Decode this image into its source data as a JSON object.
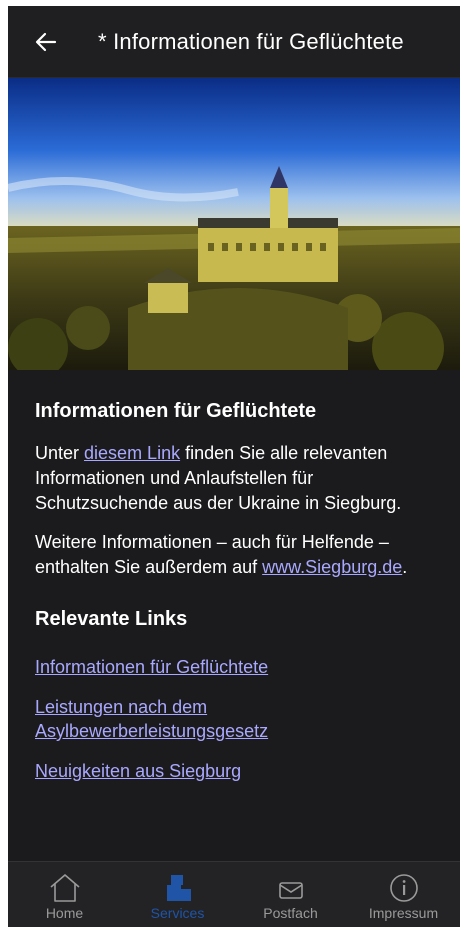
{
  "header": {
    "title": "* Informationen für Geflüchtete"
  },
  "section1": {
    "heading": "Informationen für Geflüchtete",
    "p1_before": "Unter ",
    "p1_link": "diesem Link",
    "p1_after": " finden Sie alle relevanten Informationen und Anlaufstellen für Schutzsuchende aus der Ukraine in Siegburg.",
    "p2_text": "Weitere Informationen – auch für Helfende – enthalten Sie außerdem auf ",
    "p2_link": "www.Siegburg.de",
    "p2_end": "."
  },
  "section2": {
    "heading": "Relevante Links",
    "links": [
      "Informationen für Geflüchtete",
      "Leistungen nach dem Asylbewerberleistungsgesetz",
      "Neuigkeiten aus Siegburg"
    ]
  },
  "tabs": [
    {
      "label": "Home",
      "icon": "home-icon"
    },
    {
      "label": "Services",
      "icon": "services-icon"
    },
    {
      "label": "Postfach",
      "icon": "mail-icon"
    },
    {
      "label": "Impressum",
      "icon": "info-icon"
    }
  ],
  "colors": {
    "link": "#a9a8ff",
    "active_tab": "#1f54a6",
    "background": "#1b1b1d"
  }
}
★ ★ ★ ★
[JOB]:
In the entries above, find every line with the word "heading" and list it.

[ANSWER BELOW]:
    "heading": "Informationen für Geflüchtete",
    "heading": "Relevante Links",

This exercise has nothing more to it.